Go through the data below and gather each line containing "بادی".

__Source data__:
────────────────────
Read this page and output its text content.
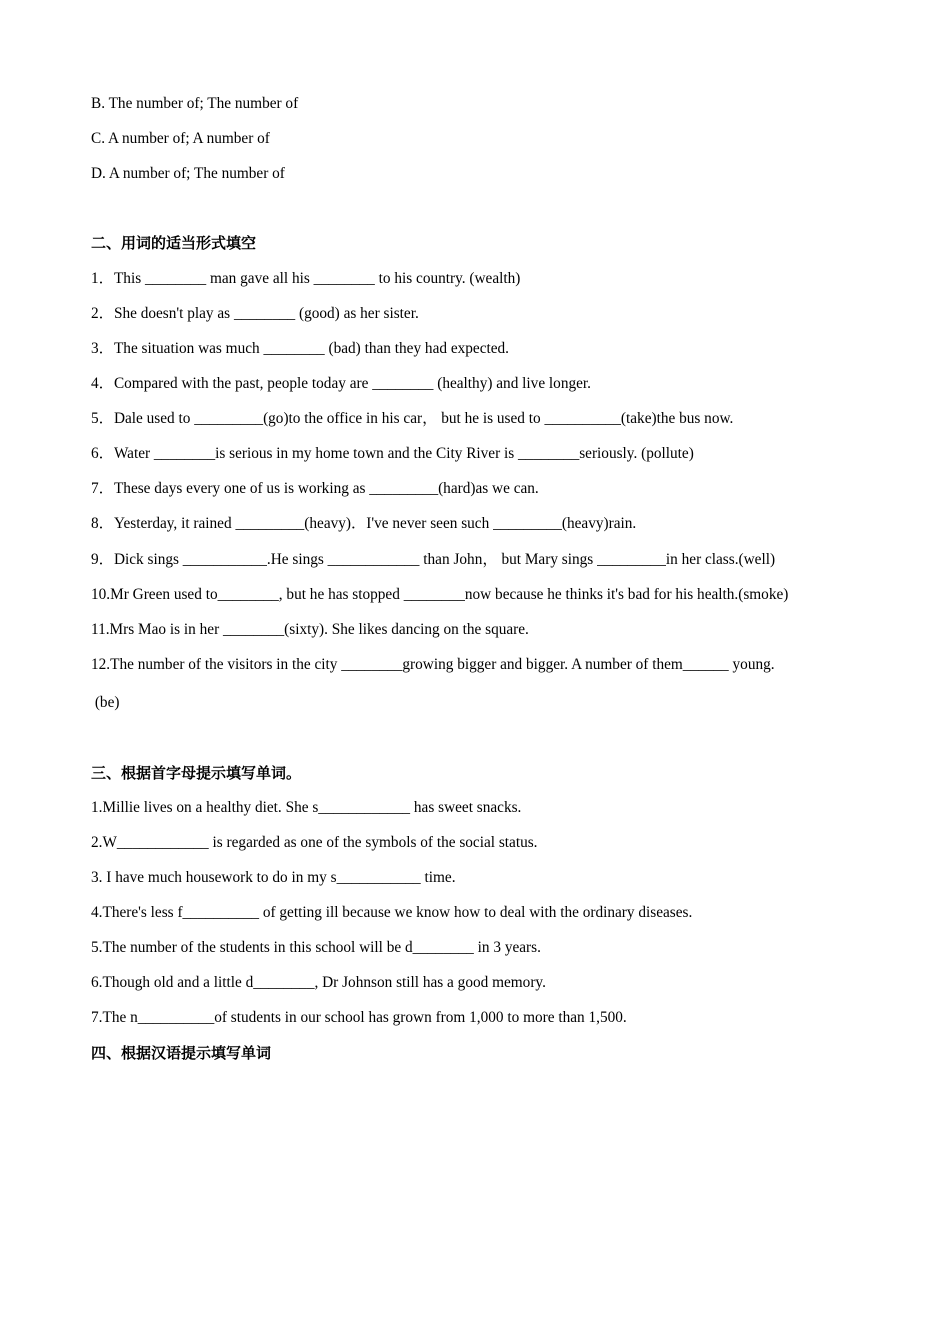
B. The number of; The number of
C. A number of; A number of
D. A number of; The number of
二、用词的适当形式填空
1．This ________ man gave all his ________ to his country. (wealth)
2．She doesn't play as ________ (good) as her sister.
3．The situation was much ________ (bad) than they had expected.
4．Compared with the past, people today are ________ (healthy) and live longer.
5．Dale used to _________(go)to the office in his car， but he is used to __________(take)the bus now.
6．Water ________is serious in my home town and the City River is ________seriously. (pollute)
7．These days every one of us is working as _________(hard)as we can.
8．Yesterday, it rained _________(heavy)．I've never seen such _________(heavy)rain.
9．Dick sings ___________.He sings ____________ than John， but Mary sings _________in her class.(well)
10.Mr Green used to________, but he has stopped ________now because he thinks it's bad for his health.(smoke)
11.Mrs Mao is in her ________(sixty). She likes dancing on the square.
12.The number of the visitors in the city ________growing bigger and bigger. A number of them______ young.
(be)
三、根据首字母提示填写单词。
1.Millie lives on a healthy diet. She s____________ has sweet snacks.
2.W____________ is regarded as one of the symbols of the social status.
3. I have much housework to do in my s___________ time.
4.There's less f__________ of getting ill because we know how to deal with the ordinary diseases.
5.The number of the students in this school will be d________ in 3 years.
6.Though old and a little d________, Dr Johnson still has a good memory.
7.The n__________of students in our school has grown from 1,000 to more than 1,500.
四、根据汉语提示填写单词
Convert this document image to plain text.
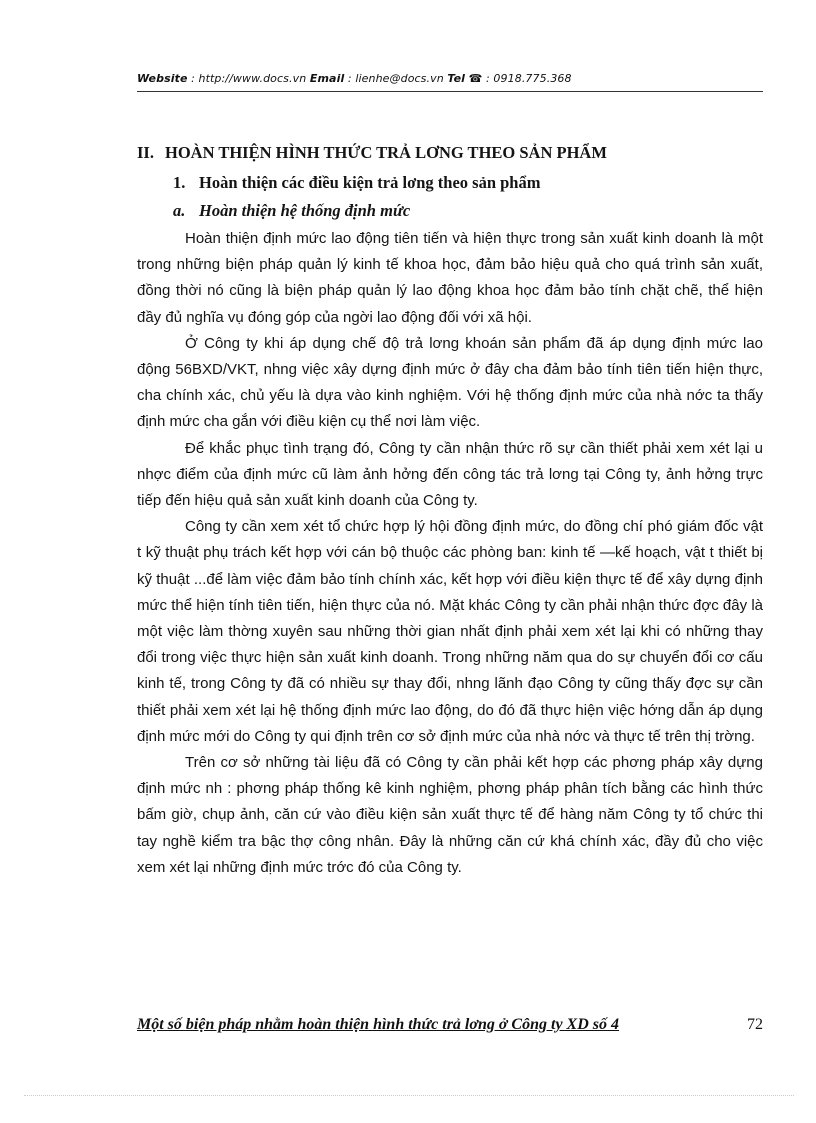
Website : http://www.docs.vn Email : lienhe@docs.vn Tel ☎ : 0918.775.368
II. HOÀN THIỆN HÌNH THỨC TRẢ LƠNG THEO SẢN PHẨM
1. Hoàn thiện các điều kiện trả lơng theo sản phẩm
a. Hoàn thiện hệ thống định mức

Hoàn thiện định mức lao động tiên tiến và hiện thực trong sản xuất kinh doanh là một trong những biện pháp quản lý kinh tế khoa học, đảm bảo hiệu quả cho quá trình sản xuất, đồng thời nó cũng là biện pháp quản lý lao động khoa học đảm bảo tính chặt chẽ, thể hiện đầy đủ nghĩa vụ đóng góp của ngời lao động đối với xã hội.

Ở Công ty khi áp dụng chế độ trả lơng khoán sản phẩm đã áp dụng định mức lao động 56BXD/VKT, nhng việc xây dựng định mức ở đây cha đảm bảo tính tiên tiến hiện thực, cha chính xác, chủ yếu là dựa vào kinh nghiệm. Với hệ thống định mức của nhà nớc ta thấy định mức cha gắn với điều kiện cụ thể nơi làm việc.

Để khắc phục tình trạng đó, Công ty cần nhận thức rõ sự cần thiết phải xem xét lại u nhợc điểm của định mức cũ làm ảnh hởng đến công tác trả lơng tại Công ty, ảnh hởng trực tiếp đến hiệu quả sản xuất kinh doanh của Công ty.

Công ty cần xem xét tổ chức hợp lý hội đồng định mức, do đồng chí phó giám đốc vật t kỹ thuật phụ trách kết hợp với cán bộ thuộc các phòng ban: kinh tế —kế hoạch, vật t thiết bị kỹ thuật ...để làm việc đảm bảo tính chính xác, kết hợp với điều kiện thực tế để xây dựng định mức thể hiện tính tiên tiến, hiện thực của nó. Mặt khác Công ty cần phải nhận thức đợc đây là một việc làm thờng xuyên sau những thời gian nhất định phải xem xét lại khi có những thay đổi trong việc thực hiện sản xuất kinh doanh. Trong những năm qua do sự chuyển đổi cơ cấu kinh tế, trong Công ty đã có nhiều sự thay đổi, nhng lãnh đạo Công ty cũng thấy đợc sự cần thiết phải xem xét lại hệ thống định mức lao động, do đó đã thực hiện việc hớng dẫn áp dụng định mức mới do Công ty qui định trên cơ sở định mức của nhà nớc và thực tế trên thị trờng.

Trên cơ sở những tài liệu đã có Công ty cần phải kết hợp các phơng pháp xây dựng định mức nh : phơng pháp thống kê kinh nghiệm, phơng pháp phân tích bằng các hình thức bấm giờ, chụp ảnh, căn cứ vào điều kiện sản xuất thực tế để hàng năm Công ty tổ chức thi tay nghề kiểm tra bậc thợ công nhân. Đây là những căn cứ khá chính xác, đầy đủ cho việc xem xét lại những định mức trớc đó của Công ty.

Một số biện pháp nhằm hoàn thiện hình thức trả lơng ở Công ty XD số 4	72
────────────────────
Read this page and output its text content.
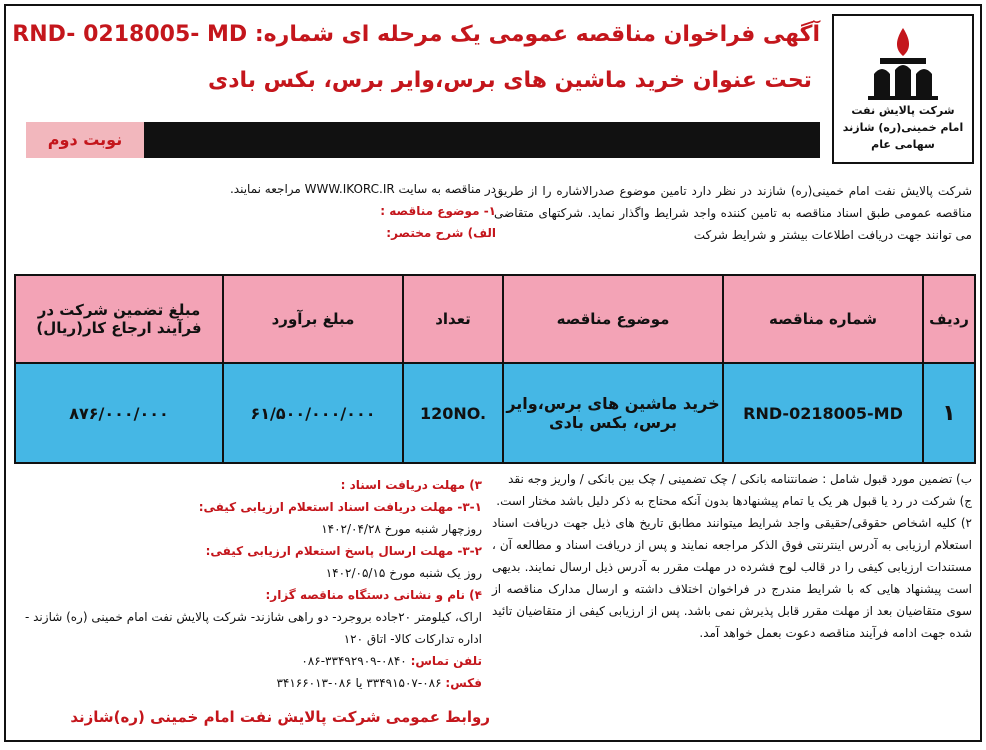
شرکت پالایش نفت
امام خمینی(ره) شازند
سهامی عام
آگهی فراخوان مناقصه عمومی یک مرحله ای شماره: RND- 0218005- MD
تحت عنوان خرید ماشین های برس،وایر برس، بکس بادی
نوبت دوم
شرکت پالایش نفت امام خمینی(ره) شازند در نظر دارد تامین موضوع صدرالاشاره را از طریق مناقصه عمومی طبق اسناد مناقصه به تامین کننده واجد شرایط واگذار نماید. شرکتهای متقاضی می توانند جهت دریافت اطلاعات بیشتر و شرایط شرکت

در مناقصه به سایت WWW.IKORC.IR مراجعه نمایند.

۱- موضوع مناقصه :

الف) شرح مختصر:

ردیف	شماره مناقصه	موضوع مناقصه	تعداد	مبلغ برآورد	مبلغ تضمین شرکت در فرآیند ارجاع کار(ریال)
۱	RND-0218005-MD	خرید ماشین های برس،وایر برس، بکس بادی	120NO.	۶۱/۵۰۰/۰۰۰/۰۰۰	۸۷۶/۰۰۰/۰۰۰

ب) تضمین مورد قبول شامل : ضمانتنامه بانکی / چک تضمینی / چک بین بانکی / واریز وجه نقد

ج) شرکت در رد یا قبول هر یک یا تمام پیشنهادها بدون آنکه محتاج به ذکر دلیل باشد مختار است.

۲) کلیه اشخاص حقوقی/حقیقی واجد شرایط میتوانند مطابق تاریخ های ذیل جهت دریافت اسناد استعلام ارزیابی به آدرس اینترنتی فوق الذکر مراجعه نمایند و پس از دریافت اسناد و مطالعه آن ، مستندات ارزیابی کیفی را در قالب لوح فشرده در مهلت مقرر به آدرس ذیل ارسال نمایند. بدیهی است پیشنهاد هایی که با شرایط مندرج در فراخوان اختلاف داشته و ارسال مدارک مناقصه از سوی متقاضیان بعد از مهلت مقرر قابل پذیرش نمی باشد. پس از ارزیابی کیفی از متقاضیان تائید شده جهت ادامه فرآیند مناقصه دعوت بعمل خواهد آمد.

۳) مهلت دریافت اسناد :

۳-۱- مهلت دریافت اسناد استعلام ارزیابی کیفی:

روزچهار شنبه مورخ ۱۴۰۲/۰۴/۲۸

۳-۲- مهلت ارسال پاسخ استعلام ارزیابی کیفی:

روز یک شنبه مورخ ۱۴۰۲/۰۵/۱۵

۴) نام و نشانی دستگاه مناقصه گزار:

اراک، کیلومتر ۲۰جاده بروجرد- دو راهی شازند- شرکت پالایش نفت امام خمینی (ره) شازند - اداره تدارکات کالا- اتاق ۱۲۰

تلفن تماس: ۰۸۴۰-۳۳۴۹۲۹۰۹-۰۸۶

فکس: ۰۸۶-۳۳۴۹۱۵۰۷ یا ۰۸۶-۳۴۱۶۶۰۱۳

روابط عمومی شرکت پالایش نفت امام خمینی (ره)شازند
────────────────────
__Solution below__:
تحت عنوان خرید ماشین های برس،وایر برس، بکس بادی
۱	RND-0218005-MD	خرید ماشین های برس،وایر برس، بکس بادی	120NO.	۶۱/۵۰۰/۰۰۰/۰۰۰	۸۷۶/۰۰۰/۰۰۰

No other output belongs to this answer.